* **PROBLEM REQUIREMENTS**
Each line of the material holding the word "document" must be identified and copied.

※ ※ ※

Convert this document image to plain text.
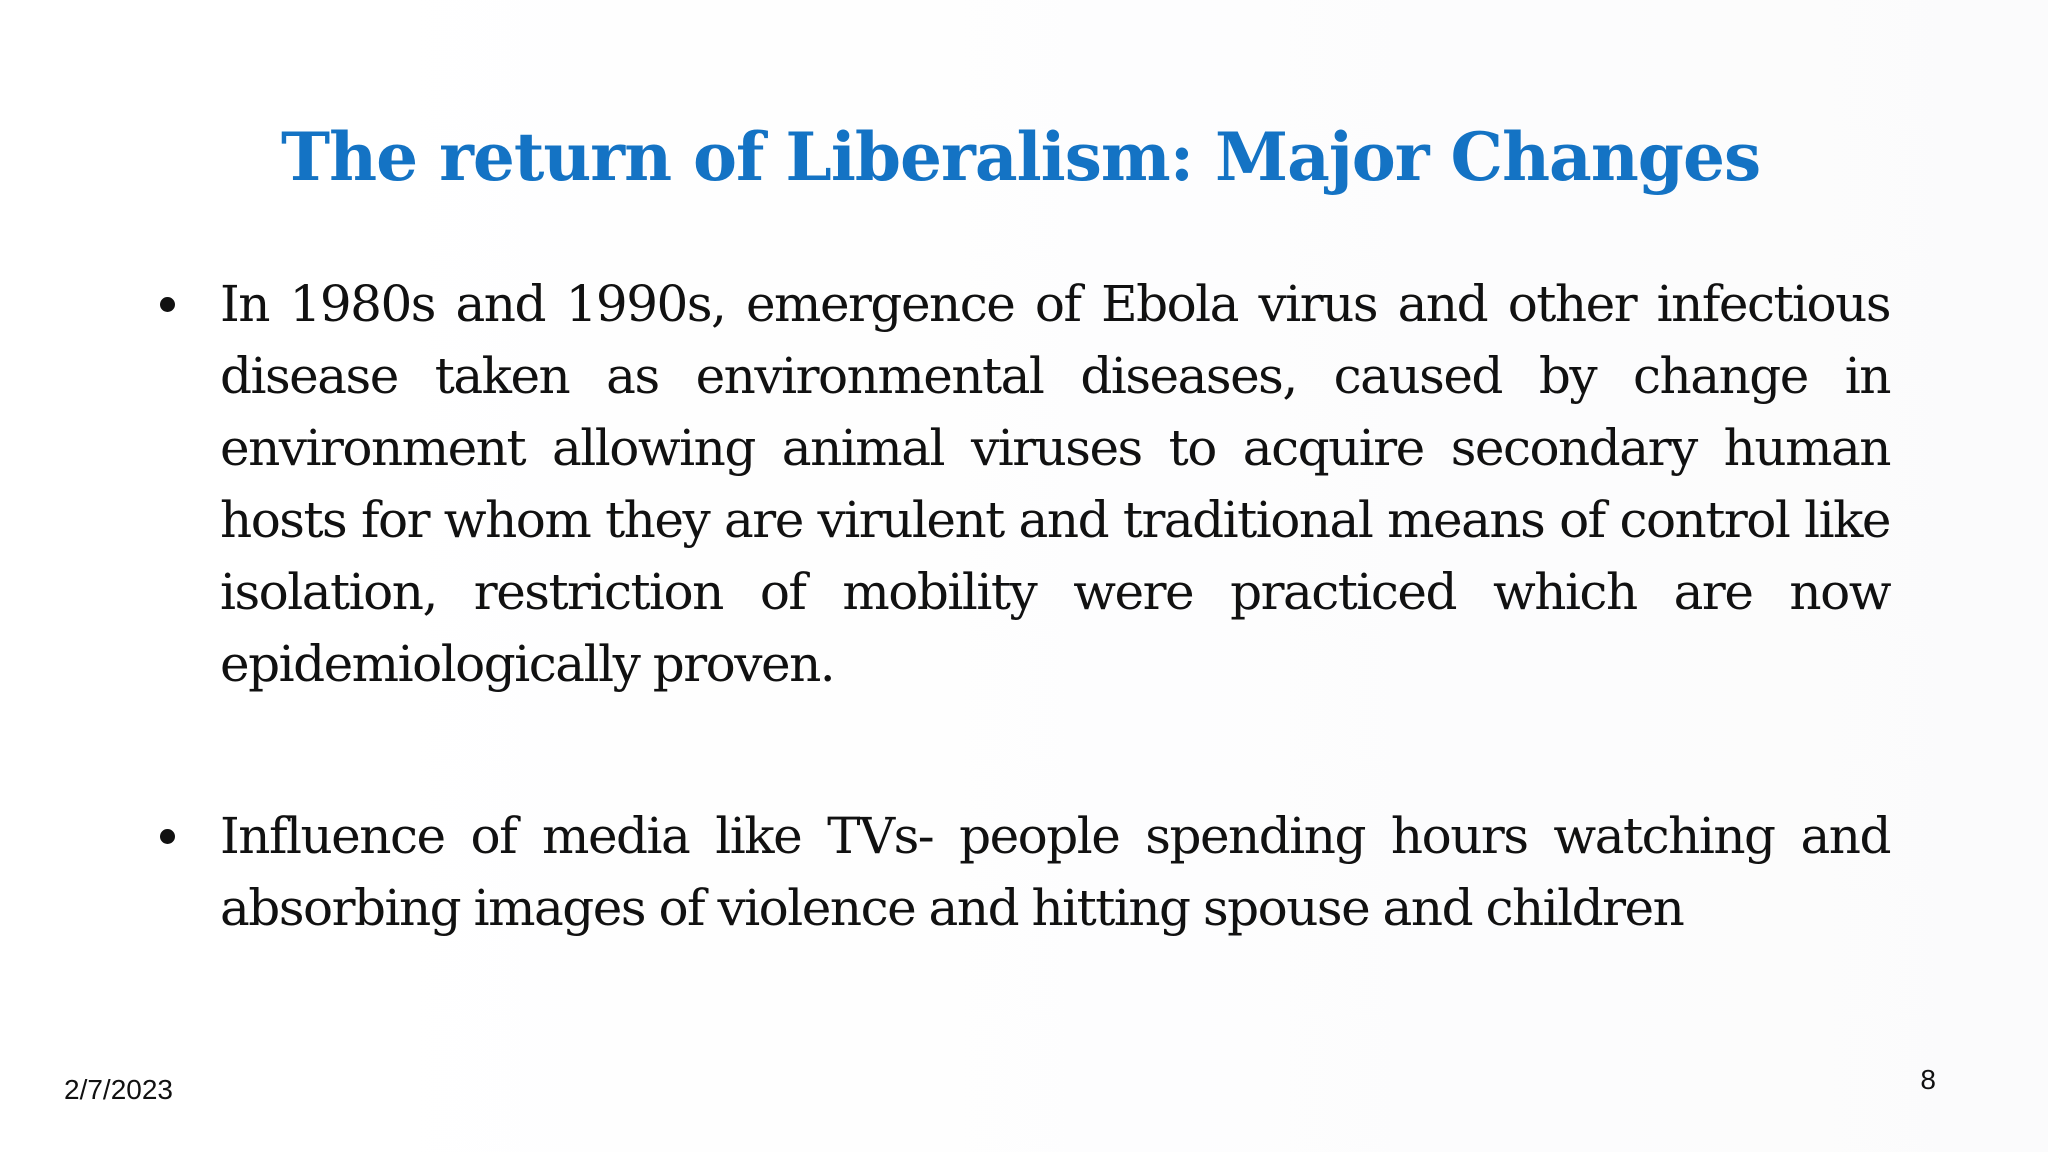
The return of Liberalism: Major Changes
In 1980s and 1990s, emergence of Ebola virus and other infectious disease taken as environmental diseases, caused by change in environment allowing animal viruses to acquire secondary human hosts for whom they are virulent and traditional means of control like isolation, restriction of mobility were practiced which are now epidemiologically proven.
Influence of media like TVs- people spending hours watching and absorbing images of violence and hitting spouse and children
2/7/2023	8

※ ※ ※

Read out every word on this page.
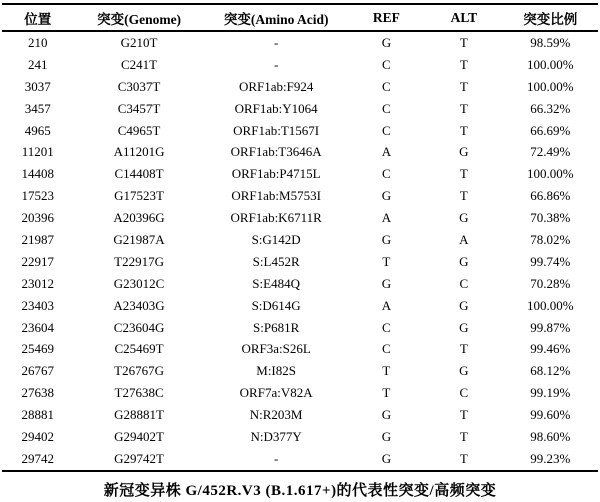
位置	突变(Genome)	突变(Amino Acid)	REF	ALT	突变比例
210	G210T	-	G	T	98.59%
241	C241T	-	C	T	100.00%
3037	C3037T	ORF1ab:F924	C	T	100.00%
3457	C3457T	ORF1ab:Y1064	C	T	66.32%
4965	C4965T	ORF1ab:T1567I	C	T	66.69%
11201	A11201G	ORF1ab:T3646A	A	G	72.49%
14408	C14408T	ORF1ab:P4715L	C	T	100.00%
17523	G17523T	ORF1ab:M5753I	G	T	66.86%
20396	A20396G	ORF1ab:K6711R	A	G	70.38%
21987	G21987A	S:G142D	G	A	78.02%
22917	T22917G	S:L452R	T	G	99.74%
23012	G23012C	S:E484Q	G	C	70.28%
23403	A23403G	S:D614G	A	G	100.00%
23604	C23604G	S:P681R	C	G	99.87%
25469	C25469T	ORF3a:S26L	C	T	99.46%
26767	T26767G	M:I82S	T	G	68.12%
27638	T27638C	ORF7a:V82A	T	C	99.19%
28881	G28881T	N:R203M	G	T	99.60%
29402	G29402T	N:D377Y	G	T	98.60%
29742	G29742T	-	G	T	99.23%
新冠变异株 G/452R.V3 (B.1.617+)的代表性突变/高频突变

※ ※ ※

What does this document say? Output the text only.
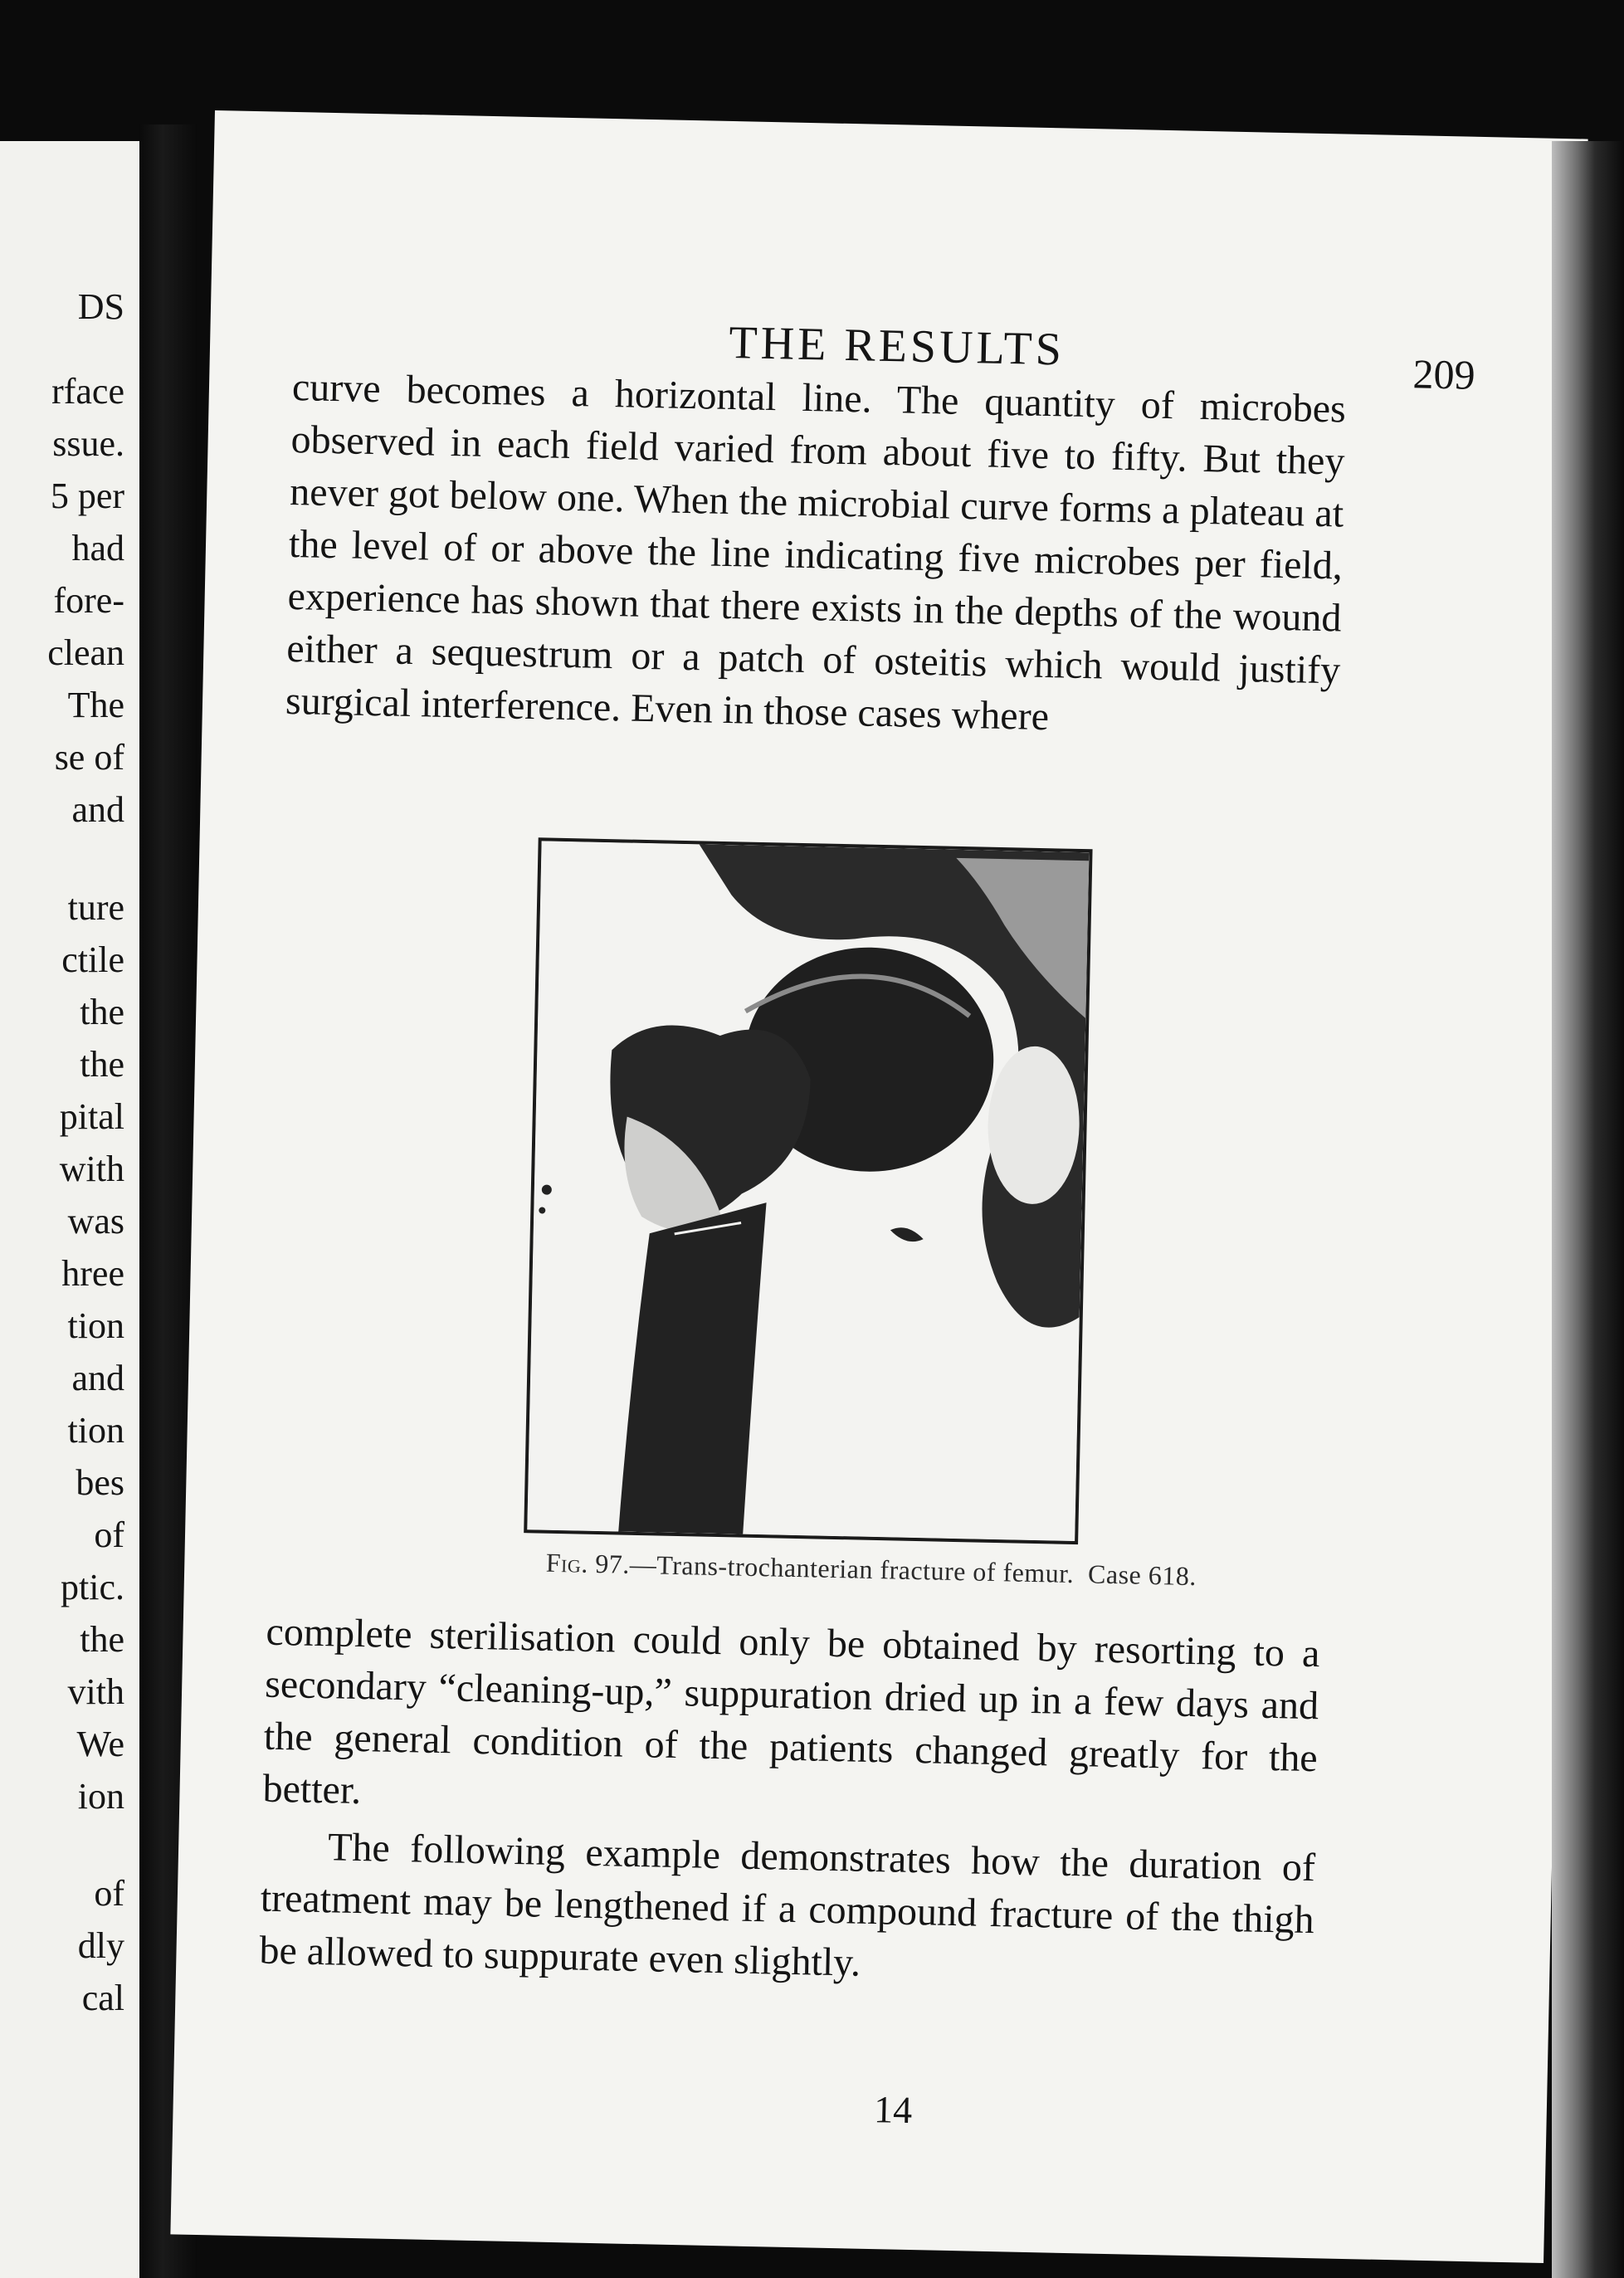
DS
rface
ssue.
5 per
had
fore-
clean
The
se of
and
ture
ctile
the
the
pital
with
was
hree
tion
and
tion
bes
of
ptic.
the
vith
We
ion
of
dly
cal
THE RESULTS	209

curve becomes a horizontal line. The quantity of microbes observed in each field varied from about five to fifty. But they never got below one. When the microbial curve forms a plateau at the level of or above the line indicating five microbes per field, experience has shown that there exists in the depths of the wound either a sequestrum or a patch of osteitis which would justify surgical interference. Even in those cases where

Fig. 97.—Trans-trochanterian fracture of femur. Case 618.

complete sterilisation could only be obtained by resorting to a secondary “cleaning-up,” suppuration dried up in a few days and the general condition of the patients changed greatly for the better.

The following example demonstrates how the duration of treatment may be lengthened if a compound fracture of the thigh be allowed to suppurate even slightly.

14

※ ※ ※

* **RESULT FOR THIS TASK**
Convert this document image to plain text.
What does this document say? Output the text only.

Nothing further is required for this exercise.